Records shown start

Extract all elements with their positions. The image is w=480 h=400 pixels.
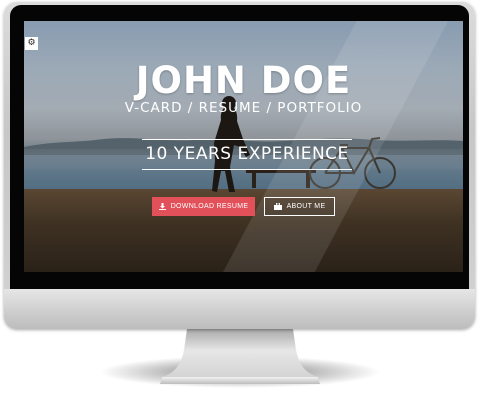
about-me-button[interactable]: ABOUT ME: [264, 197, 335, 216]
hero-name: JOHN DOE: [135, 59, 352, 102]
download-icon: [158, 203, 166, 210]
monitor-chin: [4, 289, 475, 329]
settings-button[interactable]: ⚙: [25, 37, 38, 50]
gear-icon: ⚙: [27, 38, 36, 48]
website-screen: ⚙ JOHN DOE V-CARD / RESUME / PORTFOLIO 1…: [24, 21, 463, 272]
about-me-label: ABOUT ME: [286, 203, 326, 210]
hero-subtitle: V-CARD / RESUME / PORTFOLIO: [124, 100, 363, 116]
download-resume-label: DOWNLOAD RESUME: [170, 203, 249, 210]
experience-banner: 10 YEARS EXPERIENCE: [142, 139, 352, 170]
experience-text: 10 YEARS EXPERIENCE: [145, 144, 349, 164]
download-resume-button[interactable]: DOWNLOAD RESUME: [152, 197, 255, 216]
briefcase-icon: [273, 203, 282, 210]
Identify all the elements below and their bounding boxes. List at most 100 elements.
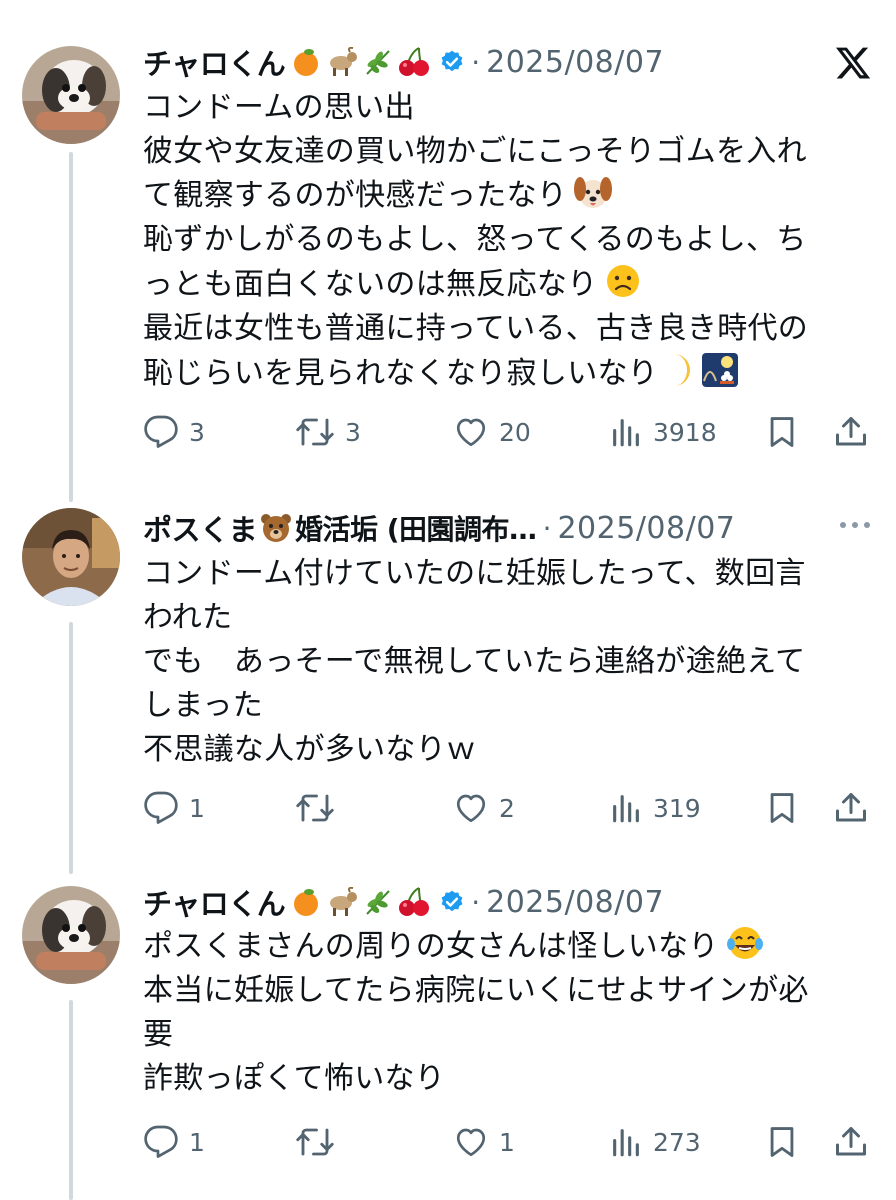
share-button[interactable] <box>833 410 869 454</box>
view-count: 3918 <box>653 417 717 447</box>
heart-icon <box>456 794 486 823</box>
like-button[interactable]: 1 <box>453 1120 515 1164</box>
post-date[interactable]: 2025/08/07 <box>557 511 735 546</box>
like-button[interactable]: 20 <box>453 410 531 454</box>
reply-icon <box>144 1125 178 1158</box>
separator-dot: · <box>471 45 481 79</box>
slightly-frowning-face-emoji <box>606 265 639 297</box>
cherries-emoji <box>399 47 430 76</box>
tweet-text: ポスくまさんの周りの女さんは怪しいなり 本当に妊娠してたら病院にいくにせよサイン… <box>143 924 862 1101</box>
bookmark-icon <box>770 793 794 823</box>
heart-icon <box>456 418 486 447</box>
herb-emoji <box>366 50 390 75</box>
name-emojis <box>291 46 431 78</box>
repost-button[interactable] <box>295 786 335 830</box>
text-line: コンドーム付けていたのに妊娠したって、数回言 <box>143 556 806 591</box>
text-line-with-emoji: て観察するのが快感だったなり <box>143 174 862 218</box>
bookmark-icon <box>770 417 794 447</box>
avatar[interactable] <box>22 886 120 984</box>
analytics-icon <box>613 1129 639 1157</box>
reply-count: 1 <box>189 1127 205 1157</box>
text-line: ポスくまさんの周りの女さんは怪しいなり <box>143 929 719 964</box>
avatar[interactable] <box>22 508 120 606</box>
more-icon[interactable] <box>840 522 870 528</box>
share-button[interactable] <box>833 1120 869 1164</box>
share-icon <box>836 417 866 446</box>
repost-button[interactable]: 3 <box>295 410 361 454</box>
text-line: 要 <box>143 1017 174 1052</box>
post-date[interactable]: 2025/08/07 <box>486 45 664 80</box>
reply-button[interactable]: 1 <box>143 1120 205 1164</box>
verified-badge-icon <box>439 49 465 75</box>
text-line-with-emoji: っとも面白くないのは無反応なり <box>143 262 862 307</box>
author-name-suffix[interactable]: 婚活垢 (田園調布… <box>295 508 537 548</box>
text-line-with-emoji: ポスくまさんの周りの女さんは怪しいなり <box>143 924 862 969</box>
crescent-moon-emoji <box>674 354 691 386</box>
herb-emoji <box>366 890 390 915</box>
tweet-text: コンドーム付けていたのに妊娠したって、数回言 われた でも あっそーで無視してい… <box>143 552 862 772</box>
separator-dot: · <box>471 885 481 919</box>
text-line: 詐欺っぽくて怖いなり <box>143 1061 446 1096</box>
post-date[interactable]: 2025/08/07 <box>486 885 664 920</box>
name-emojis <box>291 886 431 918</box>
bookmark-button[interactable] <box>765 1120 799 1164</box>
cherries-emoji <box>399 887 430 916</box>
share-icon <box>836 793 866 822</box>
x-logo-icon <box>834 44 872 86</box>
text-line: しまった <box>143 688 263 723</box>
analytics-icon <box>613 419 639 447</box>
like-button[interactable]: 2 <box>453 786 515 830</box>
repost-icon <box>296 418 334 446</box>
views-button[interactable]: 3918 <box>609 410 717 454</box>
analytics-icon <box>613 795 639 823</box>
tweet-text: コンドームの思い出 彼女や女友達の買い物かごにこっそりゴムを入れ て観察するのが… <box>143 86 862 396</box>
repost-count: 3 <box>345 417 361 447</box>
author-name[interactable]: チャロくん <box>143 881 286 923</box>
text-line: 恥じらいを見られなくなり寂しいなり <box>143 356 659 391</box>
text-line: 最近は女性も普通に持っている、古き良き時代の <box>143 311 809 346</box>
orange-emoji <box>294 889 319 916</box>
share-icon <box>836 1127 866 1156</box>
moon-viewing-ceremony-emoji <box>702 353 739 387</box>
heart-icon <box>456 1128 486 1157</box>
tears-of-joy-emoji <box>726 927 763 959</box>
text-line: コンドームの思い出 <box>143 90 415 125</box>
bookmark-button[interactable] <box>765 410 799 454</box>
bookmark-button[interactable] <box>765 786 799 830</box>
like-count: 1 <box>499 1127 515 1157</box>
reply-icon <box>144 791 178 824</box>
reply-icon <box>144 415 178 448</box>
reply-button[interactable]: 3 <box>143 410 205 454</box>
bookmark-icon <box>770 1127 794 1157</box>
repost-button[interactable] <box>295 1120 335 1164</box>
repost-icon <box>296 1128 334 1156</box>
text-line-with-emoji: 恥じらいを見られなくなり寂しいなり <box>143 351 862 396</box>
separator-dot: · <box>542 511 552 545</box>
text-line: われた <box>143 600 233 635</box>
verified-badge-icon <box>439 889 465 915</box>
reply-button[interactable]: 1 <box>143 786 205 830</box>
view-count: 273 <box>653 1127 701 1157</box>
views-button[interactable]: 273 <box>609 1120 701 1164</box>
text-line: 彼女や女友達の買い物かごにこっそりゴムを入れ <box>143 134 807 169</box>
thread-connector <box>69 622 73 874</box>
like-count: 20 <box>499 417 531 447</box>
goat-emoji <box>330 887 358 916</box>
author-name[interactable]: チャロくん <box>143 41 286 83</box>
views-button[interactable]: 319 <box>609 786 701 830</box>
author-name[interactable]: ポスくま <box>143 507 258 549</box>
text-line: 本当に妊娠してたら病院にいくにせよサインが必 <box>143 973 809 1008</box>
goat-emoji <box>330 47 358 76</box>
text-line: 不思議な人が多いなりｗ <box>143 732 477 767</box>
dog-face-emoji <box>574 177 613 208</box>
text-line: 恥ずかしがるのもよし、怒ってくるのもよし、ち <box>143 222 807 257</box>
avatar[interactable] <box>22 46 120 144</box>
like-count: 2 <box>499 793 515 823</box>
orange-emoji <box>294 49 319 76</box>
share-button[interactable] <box>833 786 869 830</box>
thread-connector <box>69 152 73 502</box>
repost-icon <box>296 794 334 822</box>
bear-emoji <box>261 514 292 542</box>
reply-count: 3 <box>189 417 205 447</box>
reply-count: 1 <box>189 793 205 823</box>
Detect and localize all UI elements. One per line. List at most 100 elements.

Records shown end

- What is required
Copy the data from the line with "about-me-button[interactable]: ABOUT ME: [264, 197, 335, 216]" up to and including the line with "briefcase-icon: [273, 203, 282, 210]", keeping every line exactly as it appears.

- Task response
about-me-button[interactable]: ABOUT ME: [264, 197, 335, 216]
hero-name: JOHN DOE: [135, 59, 352, 102]
download-icon: [158, 203, 166, 210]
monitor-chin: [4, 289, 475, 329]
settings-button[interactable]: ⚙: [25, 37, 38, 50]
gear-icon: ⚙: [27, 38, 36, 48]
website-screen: ⚙ JOHN DOE V-CARD / RESUME / PORTFOLIO 1…: [24, 21, 463, 272]
about-me-label: ABOUT ME: [286, 203, 326, 210]
hero-subtitle: V-CARD / RESUME / PORTFOLIO: [124, 100, 363, 116]
download-resume-label: DOWNLOAD RESUME: [170, 203, 249, 210]
experience-banner: 10 YEARS EXPERIENCE: [142, 139, 352, 170]
experience-text: 10 YEARS EXPERIENCE: [145, 144, 349, 164]
download-resume-button[interactable]: DOWNLOAD RESUME: [152, 197, 255, 216]
briefcase-icon: [273, 203, 282, 210]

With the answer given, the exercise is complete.